_Data_
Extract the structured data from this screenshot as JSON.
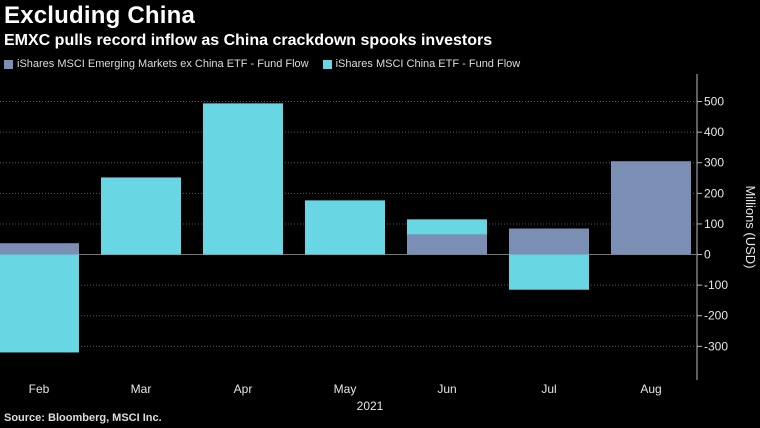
{
  "title": "Excluding China",
  "subtitle": "EMXC pulls record inflow as China crackdown spooks investors",
  "source": "Source: Bloomberg, MSCI Inc.",
  "colors": {
    "background": "#000000",
    "emxc": "#7b8fb5",
    "china": "#69d6e4",
    "grid": "#555555"
  },
  "chart_data": {
    "type": "bar",
    "stacked": true,
    "categories": [
      "Feb",
      "Mar",
      "Apr",
      "May",
      "Jun",
      "Jul",
      "Aug"
    ],
    "year_label": "2021",
    "series": [
      {
        "name": "iShares MSCI Emerging Markets ex China ETF - Fund Flow",
        "color": "#7b8fb5",
        "values": [
          37,
          0,
          0,
          0,
          65,
          85,
          305
        ]
      },
      {
        "name": "iShares MSCI China ETF - Fund Flow",
        "color": "#69d6e4",
        "values": [
          -320,
          252,
          494,
          177,
          50,
          -115,
          0
        ]
      }
    ],
    "ylabel": "Millions (USD)",
    "ylim": [
      -410,
      590
    ],
    "yticks": [
      -300,
      -200,
      -100,
      0,
      100,
      200,
      300,
      400,
      500
    ],
    "ytick_labels": [
      "-300",
      "-200",
      "-100",
      "0",
      "100",
      "200",
      "300",
      "400",
      "500"
    ],
    "y_axis_position": "right",
    "legend_position": "top-left",
    "grid": "horizontal dotted"
  }
}
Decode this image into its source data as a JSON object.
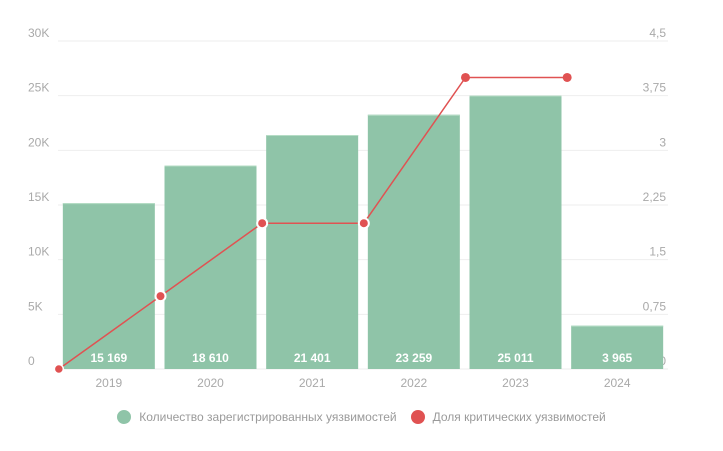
{
  "chart_data": {
    "type": "bar",
    "title": "",
    "categories": [
      "2019",
      "2020",
      "2021",
      "2022",
      "2023",
      "2024"
    ],
    "series": [
      {
        "name": "Количество зарегистрированных уязвимостей",
        "type": "bar",
        "axis": "left",
        "values": [
          15169,
          18610,
          21401,
          23259,
          25011,
          3965
        ],
        "labels": [
          "15 169",
          "18 610",
          "21 401",
          "23 259",
          "25 011",
          "3 965"
        ],
        "color": "#8fc4a8"
      },
      {
        "name": "Доля критических уязвимостей",
        "type": "line",
        "axis": "right",
        "values": [
          0,
          1,
          2,
          2,
          4,
          4
        ],
        "color": "#e05252"
      }
    ],
    "y_left": {
      "range": [
        0,
        30000
      ],
      "ticks": [
        "0",
        "5K",
        "10K",
        "15K",
        "20K",
        "25K",
        "30K"
      ]
    },
    "y_right": {
      "range": [
        0,
        4.5
      ],
      "ticks": [
        "0",
        "0,75",
        "1,5",
        "2,25",
        "3",
        "3,75",
        "4,5"
      ]
    },
    "grid": true,
    "legend_position": "bottom"
  }
}
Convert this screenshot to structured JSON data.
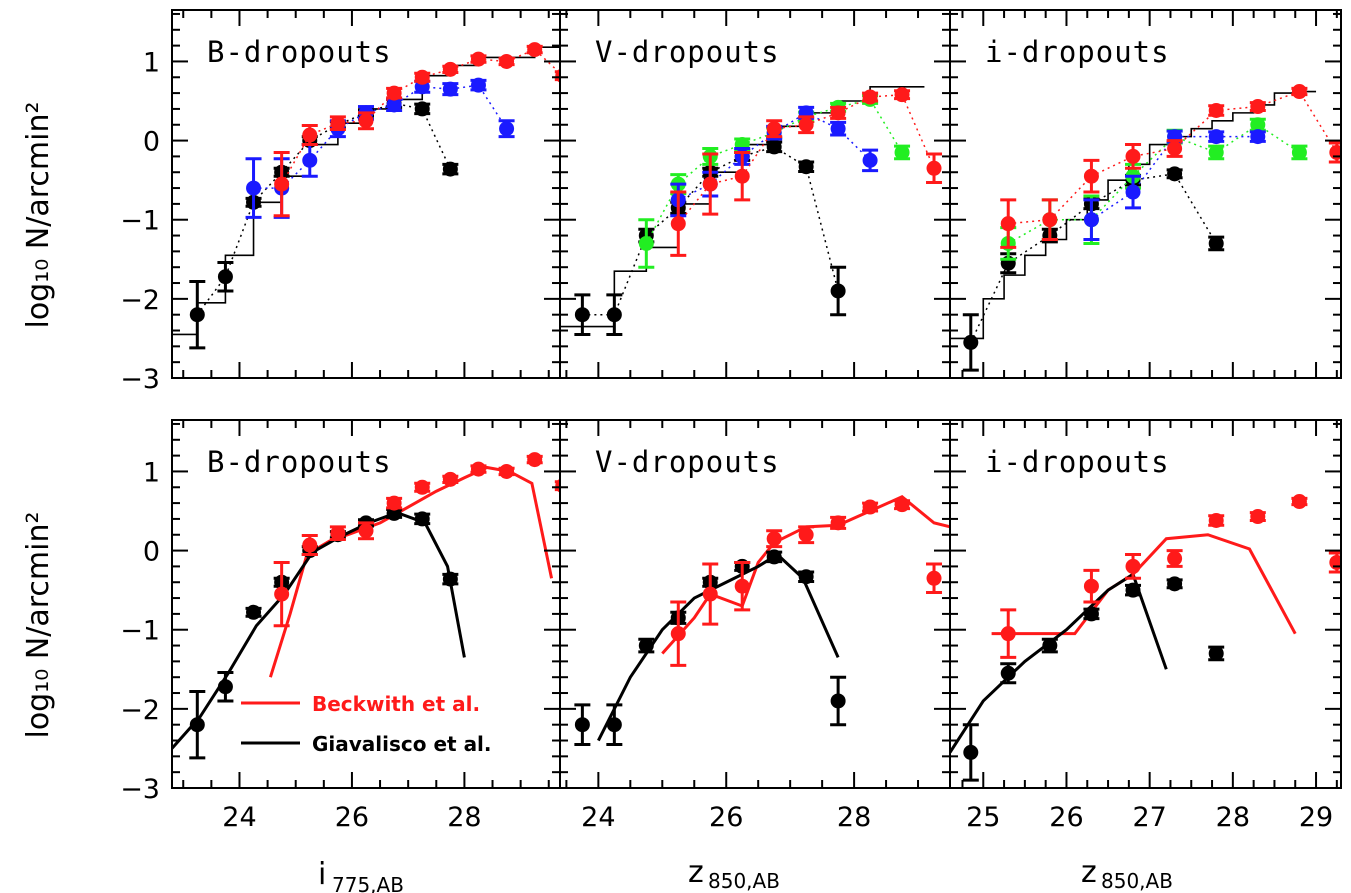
{
  "colors": {
    "red": "#ff1a1a",
    "blue": "#1a1aff",
    "green": "#22ee22",
    "black": "#000000"
  },
  "axes": {
    "ylabel": "log₁₀ N/arcmin²",
    "xlabels": [
      {
        "main": "i",
        "sub": "775,AB"
      },
      {
        "main": "z",
        "sub": "850,AB"
      },
      {
        "main": "z",
        "sub": "850,AB"
      }
    ],
    "yticks": [
      "−3",
      "−2",
      "−1",
      "0",
      "1"
    ]
  },
  "legend": {
    "beckwith": "Beckwith et al.",
    "giavalisco": "Giavalisco et al."
  },
  "chart_data": [
    {
      "type": "scatter",
      "row": "top",
      "col": 0,
      "title": "B-dropouts",
      "xlim": [
        22.8,
        29.7
      ],
      "ylim": [
        -3,
        1.65
      ],
      "xticks": [
        24,
        26,
        28
      ],
      "histogram": {
        "edges": [
          22.75,
          23.25,
          23.75,
          24.25,
          24.75,
          25.25,
          25.75,
          26.25,
          26.75,
          27.25,
          27.75,
          28.25,
          28.75,
          29.25,
          29.7
        ],
        "values": [
          -2.45,
          -2.05,
          -1.45,
          -0.78,
          -0.45,
          -0.05,
          0.22,
          0.4,
          0.52,
          0.82,
          0.95,
          1.05,
          1.05,
          1.18
        ]
      },
      "series": [
        {
          "color": "black",
          "x": [
            23.25,
            23.75,
            24.25,
            24.75,
            25.25,
            25.75,
            26.25,
            26.75,
            27.25,
            27.75
          ],
          "y": [
            -2.2,
            -1.72,
            -0.78,
            -0.4,
            0.0,
            0.2,
            0.35,
            0.47,
            0.4,
            -0.36
          ],
          "err": [
            0.42,
            0.18,
            0.05,
            0.05,
            0.05,
            0.04,
            0.04,
            0.05,
            0.06,
            0.06
          ]
        },
        {
          "color": "blue",
          "x": [
            24.25,
            24.75,
            25.25,
            25.75,
            26.25,
            26.75,
            27.25,
            27.75,
            28.25,
            28.75
          ],
          "y": [
            -0.6,
            -0.6,
            -0.25,
            0.15,
            0.35,
            0.45,
            0.68,
            0.65,
            0.7,
            0.15
          ],
          "err": [
            0.37,
            0.37,
            0.2,
            0.1,
            0.08,
            0.07,
            0.07,
            0.07,
            0.06,
            0.1
          ]
        },
        {
          "color": "red",
          "x": [
            24.75,
            25.25,
            25.75,
            26.25,
            26.75,
            27.25,
            27.75,
            28.25,
            28.75,
            29.25,
            29.75
          ],
          "y": [
            -0.55,
            0.07,
            0.22,
            0.25,
            0.6,
            0.8,
            0.9,
            1.03,
            1.0,
            1.15,
            0.82
          ],
          "err": [
            0.4,
            0.12,
            0.08,
            0.1,
            0.06,
            0.05,
            0.04,
            0.04,
            0.04,
            0.04,
            0.05
          ]
        }
      ]
    },
    {
      "type": "scatter",
      "row": "top",
      "col": 1,
      "title": "V-dropouts",
      "xlim": [
        23.4,
        29.5
      ],
      "ylim": [
        -3,
        1.65
      ],
      "xticks": [
        24,
        26,
        28
      ],
      "histogram": {
        "edges": [
          23.4,
          24.25,
          24.75,
          25.25,
          25.75,
          26.25,
          26.75,
          27.25,
          27.75,
          28.25,
          28.75,
          29.1
        ],
        "values": [
          -2.35,
          -1.65,
          -1.35,
          -0.8,
          -0.4,
          -0.05,
          0.18,
          0.35,
          0.5,
          0.68,
          0.68
        ]
      },
      "series": [
        {
          "color": "black",
          "x": [
            23.75,
            24.25,
            24.75,
            25.25,
            25.75,
            26.25,
            26.75,
            27.25,
            27.75
          ],
          "y": [
            -2.2,
            -2.2,
            -1.2,
            -0.85,
            -0.4,
            -0.2,
            -0.08,
            -0.33,
            -1.9
          ],
          "err": [
            0.25,
            0.25,
            0.08,
            0.07,
            0.05,
            0.05,
            0.06,
            0.06,
            0.3
          ]
        },
        {
          "color": "green",
          "x": [
            24.75,
            25.25,
            25.75,
            26.25,
            26.75,
            27.25,
            27.75,
            28.25,
            28.75
          ],
          "y": [
            -1.3,
            -0.55,
            -0.2,
            -0.05,
            0.1,
            0.3,
            0.42,
            0.52,
            -0.15
          ],
          "err": [
            0.3,
            0.12,
            0.1,
            0.07,
            0.06,
            0.06,
            0.05,
            0.05,
            0.08
          ]
        },
        {
          "color": "blue",
          "x": [
            25.25,
            25.75,
            26.25,
            26.75,
            27.25,
            27.75,
            28.25
          ],
          "y": [
            -0.75,
            -0.55,
            -0.2,
            0.1,
            0.35,
            0.15,
            -0.25
          ],
          "err": [
            0.2,
            0.15,
            0.1,
            0.08,
            0.07,
            0.08,
            0.13
          ]
        },
        {
          "color": "red",
          "x": [
            25.25,
            25.75,
            26.25,
            26.75,
            27.25,
            27.75,
            28.25,
            28.75,
            29.25
          ],
          "y": [
            -1.05,
            -0.55,
            -0.45,
            0.15,
            0.2,
            0.35,
            0.55,
            0.58,
            -0.35
          ],
          "err": [
            0.4,
            0.38,
            0.3,
            0.1,
            0.1,
            0.07,
            0.05,
            0.05,
            0.18
          ]
        }
      ]
    },
    {
      "type": "scatter",
      "row": "top",
      "col": 2,
      "title": "i-dropouts",
      "xlim": [
        24.6,
        29.3
      ],
      "ylim": [
        -3,
        1.65
      ],
      "xticks": [
        25,
        26,
        27,
        28,
        29
      ],
      "histogram": {
        "edges": [
          24.6,
          25.0,
          25.25,
          25.5,
          25.75,
          26.0,
          26.25,
          26.5,
          26.75,
          27.0,
          27.25,
          27.5,
          27.75,
          28.0,
          28.25,
          28.5,
          28.75,
          29.0
        ],
        "values": [
          -2.5,
          -2.0,
          -1.7,
          -1.45,
          -1.25,
          -1.0,
          -0.75,
          -0.5,
          -0.3,
          -0.05,
          0.05,
          0.15,
          0.25,
          0.35,
          0.45,
          0.6,
          0.62
        ]
      },
      "series": [
        {
          "color": "black",
          "x": [
            24.85,
            25.3,
            25.8,
            26.3,
            26.8,
            27.3,
            27.8
          ],
          "y": [
            -2.55,
            -1.55,
            -1.2,
            -0.8,
            -0.5,
            -0.42,
            -1.3
          ],
          "err": [
            0.35,
            0.12,
            0.08,
            0.06,
            0.06,
            0.05,
            0.08
          ]
        },
        {
          "color": "green",
          "x": [
            25.3,
            25.8,
            26.3,
            26.8,
            27.3,
            27.8,
            28.3,
            28.8
          ],
          "y": [
            -1.3,
            -1.0,
            -1.0,
            -0.45,
            0.05,
            -0.15,
            0.2,
            -0.15
          ],
          "err": [
            0.2,
            0.25,
            0.3,
            0.15,
            0.08,
            0.08,
            0.07,
            0.08
          ]
        },
        {
          "color": "blue",
          "x": [
            26.3,
            26.8,
            27.3,
            27.8,
            28.3
          ],
          "y": [
            -1.0,
            -0.65,
            0.05,
            0.05,
            0.05
          ],
          "err": [
            0.25,
            0.2,
            0.07,
            0.06,
            0.06
          ]
        },
        {
          "color": "red",
          "x": [
            25.3,
            25.8,
            26.3,
            26.8,
            27.3,
            27.8,
            28.3,
            28.8,
            29.25
          ],
          "y": [
            -1.05,
            -1.0,
            -0.45,
            -0.2,
            -0.1,
            0.38,
            0.43,
            0.62,
            -0.15
          ],
          "err": [
            0.3,
            0.25,
            0.2,
            0.15,
            0.1,
            0.06,
            0.05,
            0.04,
            0.12
          ]
        }
      ]
    },
    {
      "type": "scatter",
      "row": "bottom",
      "col": 0,
      "title": "B-dropouts",
      "xlim": [
        22.8,
        29.7
      ],
      "ylim": [
        -3,
        1.65
      ],
      "xticks": [
        24,
        26,
        28
      ],
      "series": [
        {
          "color": "black",
          "x": [
            23.25,
            23.75,
            24.25,
            24.75,
            25.25,
            25.75,
            26.25,
            26.75,
            27.25,
            27.75
          ],
          "y": [
            -2.2,
            -1.72,
            -0.78,
            -0.4,
            0.0,
            0.2,
            0.35,
            0.47,
            0.4,
            -0.36
          ],
          "err": [
            0.42,
            0.18,
            0.05,
            0.05,
            0.05,
            0.04,
            0.04,
            0.05,
            0.06,
            0.06
          ]
        },
        {
          "color": "red",
          "x": [
            24.75,
            25.25,
            25.75,
            26.25,
            26.75,
            27.25,
            27.75,
            28.25,
            28.75,
            29.25,
            29.75
          ],
          "y": [
            -0.55,
            0.07,
            0.22,
            0.25,
            0.6,
            0.8,
            0.9,
            1.03,
            1.0,
            1.15,
            0.82
          ],
          "err": [
            0.4,
            0.12,
            0.08,
            0.1,
            0.06,
            0.05,
            0.04,
            0.04,
            0.04,
            0.04,
            0.05
          ]
        }
      ],
      "models": [
        {
          "color": "red",
          "x": [
            24.55,
            24.9,
            25.2,
            25.6,
            26.0,
            26.5,
            27.0,
            27.5,
            28.0,
            28.4,
            28.8,
            29.2,
            29.55
          ],
          "y": [
            -1.6,
            -0.8,
            -0.05,
            0.12,
            0.22,
            0.35,
            0.55,
            0.75,
            0.92,
            1.05,
            1.0,
            0.85,
            -0.35
          ]
        },
        {
          "color": "black",
          "x": [
            22.8,
            23.3,
            23.8,
            24.3,
            24.8,
            25.3,
            25.8,
            26.3,
            26.8,
            27.3,
            27.7,
            28.0
          ],
          "y": [
            -2.5,
            -2.1,
            -1.55,
            -0.95,
            -0.55,
            -0.02,
            0.18,
            0.35,
            0.48,
            0.35,
            -0.2,
            -1.35
          ]
        }
      ]
    },
    {
      "type": "scatter",
      "row": "bottom",
      "col": 1,
      "title": "V-dropouts",
      "xlim": [
        23.4,
        29.5
      ],
      "ylim": [
        -3,
        1.65
      ],
      "xticks": [
        24,
        26,
        28
      ],
      "series": [
        {
          "color": "black",
          "x": [
            23.75,
            24.25,
            24.75,
            25.25,
            25.75,
            26.25,
            26.75,
            27.25,
            27.75
          ],
          "y": [
            -2.2,
            -2.2,
            -1.2,
            -0.85,
            -0.4,
            -0.2,
            -0.08,
            -0.33,
            -1.9
          ],
          "err": [
            0.25,
            0.25,
            0.08,
            0.07,
            0.05,
            0.05,
            0.06,
            0.06,
            0.3
          ]
        },
        {
          "color": "red",
          "x": [
            25.25,
            25.75,
            26.25,
            26.75,
            27.25,
            27.75,
            28.25,
            28.75,
            29.25
          ],
          "y": [
            -1.05,
            -0.55,
            -0.45,
            0.15,
            0.2,
            0.35,
            0.55,
            0.58,
            -0.35
          ],
          "err": [
            0.4,
            0.38,
            0.3,
            0.1,
            0.1,
            0.07,
            0.05,
            0.05,
            0.18
          ]
        }
      ],
      "models": [
        {
          "color": "red",
          "x": [
            25.0,
            25.5,
            25.75,
            26.25,
            26.5,
            26.75,
            27.25,
            27.75,
            28.25,
            28.75,
            29.25,
            29.5
          ],
          "y": [
            -1.3,
            -0.85,
            -0.55,
            -0.7,
            -0.15,
            0.1,
            0.3,
            0.32,
            0.5,
            0.68,
            0.35,
            0.3
          ]
        },
        {
          "color": "black",
          "x": [
            24.0,
            24.5,
            25.0,
            25.5,
            26.0,
            26.5,
            26.8,
            27.2,
            27.75
          ],
          "y": [
            -2.4,
            -1.6,
            -1.0,
            -0.6,
            -0.4,
            -0.2,
            -0.05,
            -0.35,
            -1.35
          ]
        }
      ]
    },
    {
      "type": "scatter",
      "row": "bottom",
      "col": 2,
      "title": "i-dropouts",
      "xlim": [
        24.6,
        29.3
      ],
      "ylim": [
        -3,
        1.65
      ],
      "xticks": [
        25,
        26,
        27,
        28,
        29
      ],
      "series": [
        {
          "color": "black",
          "x": [
            24.85,
            25.3,
            25.8,
            26.3,
            26.8,
            27.3,
            27.8
          ],
          "y": [
            -2.55,
            -1.55,
            -1.2,
            -0.8,
            -0.5,
            -0.42,
            -1.3
          ],
          "err": [
            0.35,
            0.12,
            0.08,
            0.06,
            0.06,
            0.05,
            0.08
          ]
        },
        {
          "color": "red",
          "x": [
            25.3,
            26.3,
            26.8,
            27.3,
            27.8,
            28.3,
            28.8,
            29.25
          ],
          "y": [
            -1.05,
            -0.45,
            -0.2,
            -0.1,
            0.38,
            0.43,
            0.62,
            -0.15
          ],
          "err": [
            0.3,
            0.2,
            0.15,
            0.1,
            0.06,
            0.05,
            0.04,
            0.12
          ]
        }
      ],
      "models": [
        {
          "color": "red",
          "x": [
            25.1,
            26.1,
            26.5,
            26.8,
            27.2,
            27.7,
            28.2,
            28.75
          ],
          "y": [
            -1.05,
            -1.05,
            -0.5,
            -0.3,
            0.15,
            0.2,
            0.02,
            -1.05
          ]
        },
        {
          "color": "black",
          "x": [
            24.6,
            25.0,
            25.5,
            26.0,
            26.5,
            26.8,
            27.2
          ],
          "y": [
            -2.55,
            -1.9,
            -1.4,
            -1.0,
            -0.5,
            -0.3,
            -1.5
          ]
        }
      ]
    }
  ]
}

_Challenge_
Find every line that has "Fund" in it, then return those lines.

_Solution for this exercise_
        "name": "iShares MSCI Emerging Markets ex China ETF - Fund Flow",
        "name": "iShares MSCI China ETF - Fund Flow",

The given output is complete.